**WRITTEN INSTRUCTION:** Can you carry on the Southern Festival of Books blog post from the point where it stops?

Monday, October 4, 2010
Countdown to Southern Festival of Books: 4 Days -- Oktoberfest & Review of Mrs. Darcy and the Blue-Eyed Stranger
The week of the Southern Festival of Books has finally arrived, and I couldn't be more excited! In addition to SFB, Oktoberfest will also be in Nashville this weekend. The annual event held in Nashville's historic Germantown neighborhood will be on Saturday from 9am until 6pm. For more information, check out their website. I'll be heading over there at some point for a break from the book talk and some delicious German food.
The Southern Festival of Books website is now full of up-to-date information, including the most recent author list and the latest schedule of sessions. The Festival will begin this Friday morning and run through Sunday afternoon.
Lee Smith is an author I have loved for so long. One of my favorite bookish memories is of driving with my mama to see Lee Smith (and other authors) at Ole Miss's annual Conference for the Book. Smith and a trio of musicians read from and performed songs based on her novel Fair and Tender Ladies. It was a magical session that transformed a book I loved into a book I was entranced by. Smith does novels well, but in my opinion her true talent lies in her short-story writing. Her Me and My Baby View the Eclipse is one of my all-time favorite short story collections, but Smith's newest collection, Mrs. Darcy and the Blue-Eyed Stranger, has just become a close second.

**STORED DATA:**
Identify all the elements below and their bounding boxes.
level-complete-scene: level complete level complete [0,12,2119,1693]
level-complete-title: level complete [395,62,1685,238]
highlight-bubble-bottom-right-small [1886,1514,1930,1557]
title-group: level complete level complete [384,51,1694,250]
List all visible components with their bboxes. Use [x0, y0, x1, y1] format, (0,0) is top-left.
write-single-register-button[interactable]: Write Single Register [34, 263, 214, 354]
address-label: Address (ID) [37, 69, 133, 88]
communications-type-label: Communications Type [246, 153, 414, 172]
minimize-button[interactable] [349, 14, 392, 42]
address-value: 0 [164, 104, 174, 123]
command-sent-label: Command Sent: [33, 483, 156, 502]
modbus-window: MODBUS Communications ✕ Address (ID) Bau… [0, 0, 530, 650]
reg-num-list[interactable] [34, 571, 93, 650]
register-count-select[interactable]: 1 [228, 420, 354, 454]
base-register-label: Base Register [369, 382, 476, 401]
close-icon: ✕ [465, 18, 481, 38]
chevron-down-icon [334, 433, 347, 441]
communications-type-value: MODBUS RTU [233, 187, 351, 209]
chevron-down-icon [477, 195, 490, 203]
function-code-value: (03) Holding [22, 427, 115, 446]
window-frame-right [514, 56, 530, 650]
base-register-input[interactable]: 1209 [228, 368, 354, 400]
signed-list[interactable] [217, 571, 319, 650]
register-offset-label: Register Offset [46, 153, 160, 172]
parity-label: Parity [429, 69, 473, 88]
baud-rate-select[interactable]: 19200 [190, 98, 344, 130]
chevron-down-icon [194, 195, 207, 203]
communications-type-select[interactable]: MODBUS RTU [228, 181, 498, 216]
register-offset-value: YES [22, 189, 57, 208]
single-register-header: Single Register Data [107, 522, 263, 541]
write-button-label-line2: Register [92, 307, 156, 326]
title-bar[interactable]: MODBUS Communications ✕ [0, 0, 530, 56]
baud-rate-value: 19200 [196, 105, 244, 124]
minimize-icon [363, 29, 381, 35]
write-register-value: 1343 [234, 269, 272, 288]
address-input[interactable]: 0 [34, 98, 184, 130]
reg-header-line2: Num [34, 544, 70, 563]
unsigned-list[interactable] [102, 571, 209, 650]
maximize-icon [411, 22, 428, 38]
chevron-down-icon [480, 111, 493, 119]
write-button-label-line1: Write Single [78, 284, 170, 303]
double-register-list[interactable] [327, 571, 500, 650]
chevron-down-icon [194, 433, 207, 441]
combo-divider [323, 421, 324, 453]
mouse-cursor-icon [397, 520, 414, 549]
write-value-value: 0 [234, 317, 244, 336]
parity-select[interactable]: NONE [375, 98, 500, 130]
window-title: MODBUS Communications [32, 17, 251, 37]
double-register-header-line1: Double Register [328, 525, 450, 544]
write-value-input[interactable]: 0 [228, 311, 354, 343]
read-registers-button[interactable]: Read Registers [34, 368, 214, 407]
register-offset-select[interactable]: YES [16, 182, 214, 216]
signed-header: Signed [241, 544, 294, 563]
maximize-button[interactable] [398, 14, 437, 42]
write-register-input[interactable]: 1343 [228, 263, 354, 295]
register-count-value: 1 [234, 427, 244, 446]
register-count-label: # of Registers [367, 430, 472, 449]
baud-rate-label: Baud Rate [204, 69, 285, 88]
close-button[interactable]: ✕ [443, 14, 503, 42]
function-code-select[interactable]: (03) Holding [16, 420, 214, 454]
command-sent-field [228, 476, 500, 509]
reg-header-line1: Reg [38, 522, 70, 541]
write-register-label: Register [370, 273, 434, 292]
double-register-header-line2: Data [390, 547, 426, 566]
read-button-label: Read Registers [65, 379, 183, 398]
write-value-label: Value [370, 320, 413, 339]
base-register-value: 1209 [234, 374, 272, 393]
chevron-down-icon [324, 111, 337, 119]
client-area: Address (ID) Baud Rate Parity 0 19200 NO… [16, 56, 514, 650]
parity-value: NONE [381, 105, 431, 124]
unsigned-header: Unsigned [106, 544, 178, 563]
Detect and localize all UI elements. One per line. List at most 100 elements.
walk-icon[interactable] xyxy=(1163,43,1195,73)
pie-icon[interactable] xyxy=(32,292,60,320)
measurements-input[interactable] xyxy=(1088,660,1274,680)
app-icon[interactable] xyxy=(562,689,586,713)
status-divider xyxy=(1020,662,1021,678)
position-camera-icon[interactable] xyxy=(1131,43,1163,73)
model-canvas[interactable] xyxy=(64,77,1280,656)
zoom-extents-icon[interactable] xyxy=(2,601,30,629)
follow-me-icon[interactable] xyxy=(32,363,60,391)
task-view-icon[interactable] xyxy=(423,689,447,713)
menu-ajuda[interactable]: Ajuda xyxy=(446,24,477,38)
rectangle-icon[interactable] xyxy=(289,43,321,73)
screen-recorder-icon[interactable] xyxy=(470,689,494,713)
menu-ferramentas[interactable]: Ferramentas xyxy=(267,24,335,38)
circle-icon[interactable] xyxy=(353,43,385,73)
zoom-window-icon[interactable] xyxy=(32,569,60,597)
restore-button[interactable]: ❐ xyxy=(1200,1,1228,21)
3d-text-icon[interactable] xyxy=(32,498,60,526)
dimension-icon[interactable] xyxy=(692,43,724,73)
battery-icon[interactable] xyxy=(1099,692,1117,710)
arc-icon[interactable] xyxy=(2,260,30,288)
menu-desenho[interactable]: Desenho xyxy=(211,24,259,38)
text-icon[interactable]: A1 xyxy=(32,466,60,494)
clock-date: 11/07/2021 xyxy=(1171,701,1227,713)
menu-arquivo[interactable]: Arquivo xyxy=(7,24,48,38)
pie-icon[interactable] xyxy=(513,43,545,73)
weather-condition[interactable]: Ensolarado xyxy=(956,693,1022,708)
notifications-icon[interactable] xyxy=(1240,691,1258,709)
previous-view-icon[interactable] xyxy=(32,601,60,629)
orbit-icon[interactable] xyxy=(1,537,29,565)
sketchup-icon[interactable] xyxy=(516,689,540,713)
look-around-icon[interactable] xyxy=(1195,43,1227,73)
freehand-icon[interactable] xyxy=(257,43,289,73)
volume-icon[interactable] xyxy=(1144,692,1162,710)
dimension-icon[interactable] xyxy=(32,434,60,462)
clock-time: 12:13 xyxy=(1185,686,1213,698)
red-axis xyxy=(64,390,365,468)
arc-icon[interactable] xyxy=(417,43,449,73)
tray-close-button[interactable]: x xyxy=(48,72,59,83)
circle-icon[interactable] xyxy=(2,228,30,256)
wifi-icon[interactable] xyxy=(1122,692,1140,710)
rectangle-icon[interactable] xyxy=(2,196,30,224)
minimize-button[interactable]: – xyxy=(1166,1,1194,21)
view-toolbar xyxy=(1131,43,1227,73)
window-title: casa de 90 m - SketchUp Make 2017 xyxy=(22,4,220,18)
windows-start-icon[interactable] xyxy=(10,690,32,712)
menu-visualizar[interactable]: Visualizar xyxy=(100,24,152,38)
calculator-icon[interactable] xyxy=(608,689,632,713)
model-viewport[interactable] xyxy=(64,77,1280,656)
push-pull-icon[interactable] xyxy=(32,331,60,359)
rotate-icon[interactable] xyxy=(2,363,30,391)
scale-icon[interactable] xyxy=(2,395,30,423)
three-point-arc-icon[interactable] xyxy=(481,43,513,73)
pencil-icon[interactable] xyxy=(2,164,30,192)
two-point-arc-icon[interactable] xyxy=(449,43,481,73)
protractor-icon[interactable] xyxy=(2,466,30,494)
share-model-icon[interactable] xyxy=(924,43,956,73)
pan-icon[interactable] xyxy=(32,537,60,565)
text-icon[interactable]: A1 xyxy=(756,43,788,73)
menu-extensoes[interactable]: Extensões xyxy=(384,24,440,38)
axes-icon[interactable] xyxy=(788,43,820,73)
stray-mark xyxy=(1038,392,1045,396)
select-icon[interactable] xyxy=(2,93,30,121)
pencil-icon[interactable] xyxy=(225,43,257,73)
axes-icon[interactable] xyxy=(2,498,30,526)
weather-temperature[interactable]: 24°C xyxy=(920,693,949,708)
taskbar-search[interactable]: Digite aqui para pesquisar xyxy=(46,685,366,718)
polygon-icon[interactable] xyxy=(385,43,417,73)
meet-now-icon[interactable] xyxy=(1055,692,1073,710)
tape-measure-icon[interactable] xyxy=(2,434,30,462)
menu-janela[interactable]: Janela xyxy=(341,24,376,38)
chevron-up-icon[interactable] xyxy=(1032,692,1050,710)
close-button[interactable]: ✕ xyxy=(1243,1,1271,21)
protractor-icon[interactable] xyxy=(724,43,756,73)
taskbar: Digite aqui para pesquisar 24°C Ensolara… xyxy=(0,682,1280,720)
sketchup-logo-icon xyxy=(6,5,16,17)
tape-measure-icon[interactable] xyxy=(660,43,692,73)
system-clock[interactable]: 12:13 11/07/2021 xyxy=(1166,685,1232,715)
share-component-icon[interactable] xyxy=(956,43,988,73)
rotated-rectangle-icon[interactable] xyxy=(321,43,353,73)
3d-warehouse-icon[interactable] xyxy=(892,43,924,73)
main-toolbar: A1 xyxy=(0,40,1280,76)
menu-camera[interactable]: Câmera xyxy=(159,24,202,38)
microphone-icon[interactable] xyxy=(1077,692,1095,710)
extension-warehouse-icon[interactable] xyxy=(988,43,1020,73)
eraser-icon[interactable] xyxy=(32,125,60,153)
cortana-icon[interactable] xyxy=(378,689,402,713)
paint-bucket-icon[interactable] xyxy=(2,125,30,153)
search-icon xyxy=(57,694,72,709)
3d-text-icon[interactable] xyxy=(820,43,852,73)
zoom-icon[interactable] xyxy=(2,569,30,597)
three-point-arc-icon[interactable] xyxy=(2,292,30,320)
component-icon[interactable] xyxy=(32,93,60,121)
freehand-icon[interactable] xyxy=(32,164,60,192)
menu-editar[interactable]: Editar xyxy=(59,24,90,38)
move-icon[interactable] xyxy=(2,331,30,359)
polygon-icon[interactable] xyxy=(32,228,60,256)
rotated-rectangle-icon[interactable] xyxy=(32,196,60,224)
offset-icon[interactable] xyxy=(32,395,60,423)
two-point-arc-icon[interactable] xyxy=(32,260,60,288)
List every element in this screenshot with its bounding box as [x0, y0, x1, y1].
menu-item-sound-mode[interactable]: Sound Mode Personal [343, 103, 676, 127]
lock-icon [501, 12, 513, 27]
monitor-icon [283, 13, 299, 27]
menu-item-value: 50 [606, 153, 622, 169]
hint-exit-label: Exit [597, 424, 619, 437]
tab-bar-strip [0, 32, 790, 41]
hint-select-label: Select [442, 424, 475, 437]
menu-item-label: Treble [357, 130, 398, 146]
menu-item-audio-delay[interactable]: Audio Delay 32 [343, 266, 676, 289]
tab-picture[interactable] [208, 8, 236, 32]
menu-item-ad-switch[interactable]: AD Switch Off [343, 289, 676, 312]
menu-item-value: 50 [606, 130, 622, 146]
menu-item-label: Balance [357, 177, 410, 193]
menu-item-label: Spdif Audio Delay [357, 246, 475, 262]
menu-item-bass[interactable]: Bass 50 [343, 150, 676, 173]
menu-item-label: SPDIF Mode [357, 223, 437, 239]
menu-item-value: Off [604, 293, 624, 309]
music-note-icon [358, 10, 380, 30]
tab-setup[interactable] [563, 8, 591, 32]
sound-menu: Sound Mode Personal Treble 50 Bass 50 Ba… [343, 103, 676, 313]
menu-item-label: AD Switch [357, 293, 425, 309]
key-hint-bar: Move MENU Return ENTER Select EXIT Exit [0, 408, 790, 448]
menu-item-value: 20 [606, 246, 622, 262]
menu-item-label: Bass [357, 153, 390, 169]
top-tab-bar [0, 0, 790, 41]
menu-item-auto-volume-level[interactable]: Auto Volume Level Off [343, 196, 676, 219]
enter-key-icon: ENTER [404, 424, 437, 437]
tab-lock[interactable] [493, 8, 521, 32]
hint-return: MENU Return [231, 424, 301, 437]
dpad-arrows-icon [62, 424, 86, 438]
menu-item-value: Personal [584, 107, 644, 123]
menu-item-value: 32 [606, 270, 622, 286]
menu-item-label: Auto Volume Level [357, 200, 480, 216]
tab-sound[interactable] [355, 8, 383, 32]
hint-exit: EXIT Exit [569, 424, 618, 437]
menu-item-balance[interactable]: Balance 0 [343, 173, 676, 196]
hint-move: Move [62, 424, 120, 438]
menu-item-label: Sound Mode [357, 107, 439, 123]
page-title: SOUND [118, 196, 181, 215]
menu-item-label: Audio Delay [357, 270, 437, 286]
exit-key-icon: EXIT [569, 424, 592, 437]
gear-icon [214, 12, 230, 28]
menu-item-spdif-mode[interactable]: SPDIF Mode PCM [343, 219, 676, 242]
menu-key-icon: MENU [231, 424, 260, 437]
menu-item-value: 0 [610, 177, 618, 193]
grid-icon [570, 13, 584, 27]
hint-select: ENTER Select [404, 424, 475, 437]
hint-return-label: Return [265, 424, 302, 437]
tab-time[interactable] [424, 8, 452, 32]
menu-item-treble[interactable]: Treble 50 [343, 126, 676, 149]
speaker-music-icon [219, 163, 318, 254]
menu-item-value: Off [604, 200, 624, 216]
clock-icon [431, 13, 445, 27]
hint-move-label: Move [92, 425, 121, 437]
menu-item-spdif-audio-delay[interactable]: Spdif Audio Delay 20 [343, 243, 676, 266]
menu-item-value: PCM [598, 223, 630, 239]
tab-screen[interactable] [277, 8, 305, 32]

**RESPONSE TO THE EXERCISE:**
Smith's newest story collection is very similar to her previous works, in that she introduces characters who are interesting in spite of (or perhaps because of) their everyday commonness. Smith is the ultimate character builder; she shows rather than tells her readers about the cast of characters she creates in her works of fiction. While Smith is also a masterful storyteller, her strength is in the people who populate her tales.
Fourteen stories are included in this collection, seven original stories and seven which had been published previously. Two of my picks for best in the collection are "Toastmaster" and "Tongues of Fire," both told by a child narrator. Although Smith writes eloquently as an adult narrator in many of the other stories, its her child narrators' voices that shine in Mrs. Darcy. "Toastmaster" is related by a somewhat awkward pre-teen boy who finds his voice one night at dinner. "Tongues of Fire" is also about voice, but also relates deeply-rooted family problems and the complex mix of naivete and wisdom children seem to simultaneously possess.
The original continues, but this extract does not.